_Objective_
Quote the entries that follow exactly, leaving none out.

Saved data entries
☆ ☆ ☆

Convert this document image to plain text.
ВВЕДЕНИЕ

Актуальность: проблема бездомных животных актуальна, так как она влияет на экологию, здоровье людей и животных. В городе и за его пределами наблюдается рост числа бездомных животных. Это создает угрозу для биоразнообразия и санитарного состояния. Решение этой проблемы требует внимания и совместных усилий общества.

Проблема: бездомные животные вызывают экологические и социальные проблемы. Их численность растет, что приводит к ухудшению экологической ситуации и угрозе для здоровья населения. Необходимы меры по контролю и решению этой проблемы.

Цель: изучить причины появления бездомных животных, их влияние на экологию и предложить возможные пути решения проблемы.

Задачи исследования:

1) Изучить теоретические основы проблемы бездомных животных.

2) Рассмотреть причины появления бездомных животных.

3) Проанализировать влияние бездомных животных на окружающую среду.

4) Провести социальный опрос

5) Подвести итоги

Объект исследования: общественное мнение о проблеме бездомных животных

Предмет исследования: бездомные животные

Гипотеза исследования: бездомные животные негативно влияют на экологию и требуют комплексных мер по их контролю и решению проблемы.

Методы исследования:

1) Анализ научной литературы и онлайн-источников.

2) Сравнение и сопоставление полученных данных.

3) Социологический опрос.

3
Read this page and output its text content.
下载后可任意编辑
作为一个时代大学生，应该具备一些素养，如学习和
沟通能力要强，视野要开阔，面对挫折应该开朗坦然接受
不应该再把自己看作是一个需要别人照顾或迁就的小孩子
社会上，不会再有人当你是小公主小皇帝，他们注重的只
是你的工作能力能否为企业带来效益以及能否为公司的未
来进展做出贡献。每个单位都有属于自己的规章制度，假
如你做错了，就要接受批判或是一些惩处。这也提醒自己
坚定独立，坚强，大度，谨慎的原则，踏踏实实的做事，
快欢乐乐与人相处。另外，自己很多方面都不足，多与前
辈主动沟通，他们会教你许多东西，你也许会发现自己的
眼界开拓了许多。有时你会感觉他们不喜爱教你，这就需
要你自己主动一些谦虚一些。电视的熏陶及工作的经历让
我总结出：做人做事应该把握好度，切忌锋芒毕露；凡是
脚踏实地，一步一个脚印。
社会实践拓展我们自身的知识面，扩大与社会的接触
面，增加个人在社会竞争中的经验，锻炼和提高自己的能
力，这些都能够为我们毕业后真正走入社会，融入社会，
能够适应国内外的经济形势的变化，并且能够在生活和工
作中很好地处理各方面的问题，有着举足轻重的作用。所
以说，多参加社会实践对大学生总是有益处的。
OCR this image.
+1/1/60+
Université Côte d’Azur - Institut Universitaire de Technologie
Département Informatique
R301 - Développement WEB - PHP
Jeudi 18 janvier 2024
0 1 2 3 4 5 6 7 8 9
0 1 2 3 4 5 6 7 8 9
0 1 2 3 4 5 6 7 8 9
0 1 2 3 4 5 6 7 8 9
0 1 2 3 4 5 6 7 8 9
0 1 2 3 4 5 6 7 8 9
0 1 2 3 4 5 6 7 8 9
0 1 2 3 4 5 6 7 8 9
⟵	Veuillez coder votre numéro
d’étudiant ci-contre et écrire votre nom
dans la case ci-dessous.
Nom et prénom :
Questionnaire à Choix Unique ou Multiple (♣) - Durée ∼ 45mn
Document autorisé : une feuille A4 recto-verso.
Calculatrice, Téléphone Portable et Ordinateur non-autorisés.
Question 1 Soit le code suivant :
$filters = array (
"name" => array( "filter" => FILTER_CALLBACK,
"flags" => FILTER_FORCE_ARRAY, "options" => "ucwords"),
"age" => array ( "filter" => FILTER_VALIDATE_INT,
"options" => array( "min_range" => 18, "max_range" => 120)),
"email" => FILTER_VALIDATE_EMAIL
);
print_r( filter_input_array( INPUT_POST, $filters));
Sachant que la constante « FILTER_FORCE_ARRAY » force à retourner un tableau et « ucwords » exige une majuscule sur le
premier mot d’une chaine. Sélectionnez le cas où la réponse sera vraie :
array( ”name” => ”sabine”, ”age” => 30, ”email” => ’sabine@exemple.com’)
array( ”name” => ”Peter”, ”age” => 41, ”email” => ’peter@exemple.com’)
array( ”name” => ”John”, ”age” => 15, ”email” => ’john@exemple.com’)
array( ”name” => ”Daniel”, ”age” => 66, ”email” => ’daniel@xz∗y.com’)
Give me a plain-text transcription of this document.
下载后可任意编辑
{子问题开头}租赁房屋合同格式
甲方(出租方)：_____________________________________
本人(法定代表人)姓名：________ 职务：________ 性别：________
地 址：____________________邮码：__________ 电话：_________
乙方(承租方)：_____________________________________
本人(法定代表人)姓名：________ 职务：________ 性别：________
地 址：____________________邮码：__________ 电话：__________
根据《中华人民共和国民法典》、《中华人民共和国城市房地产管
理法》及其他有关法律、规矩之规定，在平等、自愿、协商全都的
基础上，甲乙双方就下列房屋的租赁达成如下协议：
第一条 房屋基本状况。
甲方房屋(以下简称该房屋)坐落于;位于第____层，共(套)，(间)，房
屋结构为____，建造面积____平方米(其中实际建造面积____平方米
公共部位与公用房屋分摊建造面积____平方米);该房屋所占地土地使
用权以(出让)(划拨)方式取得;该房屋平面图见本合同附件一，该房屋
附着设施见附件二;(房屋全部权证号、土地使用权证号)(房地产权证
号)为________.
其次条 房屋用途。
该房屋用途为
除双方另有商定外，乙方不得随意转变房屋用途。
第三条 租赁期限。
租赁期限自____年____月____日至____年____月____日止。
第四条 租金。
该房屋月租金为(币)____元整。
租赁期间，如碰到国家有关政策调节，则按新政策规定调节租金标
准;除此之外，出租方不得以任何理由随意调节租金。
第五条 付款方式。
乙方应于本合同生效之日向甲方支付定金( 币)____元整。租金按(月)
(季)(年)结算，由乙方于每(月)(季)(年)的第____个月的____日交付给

☆ ☆ ☆

_Output for this exercise_
Convert this document image to plain text.
ВВЕДЕНИЕ

Актуальность: проблема бездомных животных актуальна, так как она влияет на экологию, здоровье людей и животных. В городе и за его пределами наблюдается рост числа бездомных животных. Это создает угрозу для биоразнообразия и санитарного состояния. Решение этой проблемы требует внимания и совместных усилий общества.

Проблема: бездомные животные вызывают экологические и социальные проблемы. Их численность растет, что приводит к ухудшению экологической ситуации и угрозе для здоровья населения. Необходимы меры по контролю и решению этой проблемы.

Цель: изучить причины появления бездомных животных, их влияние на экологию и предложить возможные пути решения проблемы.

Задачи исследования:

1) Изучить теоретические основы проблемы бездомных животных.

2) Рассмотреть причины появления бездомных животных.

3) Проанализировать влияние бездомных животных на окружающую среду.

4) Провести социальный опрос

5) Подвести итоги

Объект исследования: общественное мнение о проблеме бездомных животных

Предмет исследования: бездомные животные

Гипотеза исследования: бездомные животные негативно влияют на экологию и требуют комплексных мер по их контролю и решению проблемы.

Методы исследования:

1) Анализ научной литературы и онлайн-источников.

2) Сравнение и сопоставление полученных данных.

3) Социологический опрос.

3
Read this page and output its text content.
下载后可任意编辑
作为一个时代大学生，应该具备一些素养，如学习和
沟通能力要强，视野要开阔，面对挫折应该开朗坦然接受
不应该再把自己看作是一个需要别人照顾或迁就的小孩子
社会上，不会再有人当你是小公主小皇帝，他们注重的只
是你的工作能力能否为企业带来效益以及能否为公司的未
来进展做出贡献。每个单位都有属于自己的规章制度，假
如你做错了，就要接受批判或是一些惩处。这也提醒自己
坚定独立，坚强，大度，谨慎的原则，踏踏实实的做事，
快欢乐乐与人相处。另外，自己很多方面都不足，多与前
辈主动沟通，他们会教你许多东西，你也许会发现自己的
眼界开拓了许多。有时你会感觉他们不喜爱教你，这就需
要你自己主动一些谦虚一些。电视的熏陶及工作的经历让
我总结出：做人做事应该把握好度，切忌锋芒毕露；凡是
脚踏实地，一步一个脚印。
社会实践拓展我们自身的知识面，扩大与社会的接触
面，增加个人在社会竞争中的经验，锻炼和提高自己的能
力，这些都能够为我们毕业后真正走入社会，融入社会，
能够适应国内外的经济形势的变化，并且能够在生活和工
作中很好地处理各方面的问题，有着举足轻重的作用。所
以说，多参加社会实践对大学生总是有益处的。
OCR this image.
+1/1/60+
Université Côte d’Azur - Institut Universitaire de Technologie
Département Informatique
R301 - Développement WEB - PHP
Jeudi 18 janvier 2024
0 1 2 3 4 5 6 7 8 9
0 1 2 3 4 5 6 7 8 9
0 1 2 3 4 5 6 7 8 9
0 1 2 3 4 5 6 7 8 9
0 1 2 3 4 5 6 7 8 9
0 1 2 3 4 5 6 7 8 9
0 1 2 3 4 5 6 7 8 9
0 1 2 3 4 5 6 7 8 9
⟵	Veuillez coder votre numéro
d’étudiant ci-contre et écrire votre nom
dans la case ci-dessous.
Nom et prénom :
Questionnaire à Choix Unique ou Multiple (♣) - Durée ∼ 45mn
Document autorisé : une feuille A4 recto-verso.
Calculatrice, Téléphone Portable et Ordinateur non-autorisés.
Question 1 Soit le code suivant :
$filters = array (
"name" => array( "filter" => FILTER_CALLBACK,
"flags" => FILTER_FORCE_ARRAY, "options" => "ucwords"),
"age" => array ( "filter" => FILTER_VALIDATE_INT,
"options" => array( "min_range" => 18, "max_range" => 120)),
"email" => FILTER_VALIDATE_EMAIL
);
print_r( filter_input_array( INPUT_POST, $filters));
Sachant que la constante « FILTER_FORCE_ARRAY » force à retourner un tableau et « ucwords » exige une majuscule sur le
premier mot d’une chaine. Sélectionnez le cas où la réponse sera vraie :
array( ”name” => ”sabine”, ”age” => 30, ”email” => ’sabine@exemple.com’)
array( ”name” => ”Peter”, ”age” => 41, ”email” => ’peter@exemple.com’)
array( ”name” => ”John”, ”age” => 15, ”email” => ’john@exemple.com’)
array( ”name” => ”Daniel”, ”age” => 66, ”email” => ’daniel@xz∗y.com’)
Give me a plain-text transcription of this document.
下载后可任意编辑
{子问题开头}租赁房屋合同格式
甲方(出租方)：_____________________________________
本人(法定代表人)姓名：________ 职务：________ 性别：________
地 址：____________________邮码：__________ 电话：_________
乙方(承租方)：_____________________________________
本人(法定代表人)姓名：________ 职务：________ 性别：________
地 址：____________________邮码：__________ 电话：__________
根据《中华人民共和国民法典》、《中华人民共和国城市房地产管
理法》及其他有关法律、规矩之规定，在平等、自愿、协商全都的
基础上，甲乙双方就下列房屋的租赁达成如下协议：
第一条 房屋基本状况。
甲方房屋(以下简称该房屋)坐落于;位于第____层，共(套)，(间)，房
屋结构为____，建造面积____平方米(其中实际建造面积____平方米
公共部位与公用房屋分摊建造面积____平方米);该房屋所占地土地使
用权以(出让)(划拨)方式取得;该房屋平面图见本合同附件一，该房屋
附着设施见附件二;(房屋全部权证号、土地使用权证号)(房地产权证
号)为________.
其次条 房屋用途。
该房屋用途为
除双方另有商定外，乙方不得随意转变房屋用途。
第三条 租赁期限。
租赁期限自____年____月____日至____年____月____日止。
第四条 租金。
该房屋月租金为(币)____元整。
租赁期间，如碰到国家有关政策调节，则按新政策规定调节租金标
准;除此之外，出租方不得以任何理由随意调节租金。
第五条 付款方式。
乙方应于本合同生效之日向甲方支付定金( 币)____元整。租金按(月)
(季)(年)结算，由乙方于每(月)(季)(年)的第____个月的____日交付给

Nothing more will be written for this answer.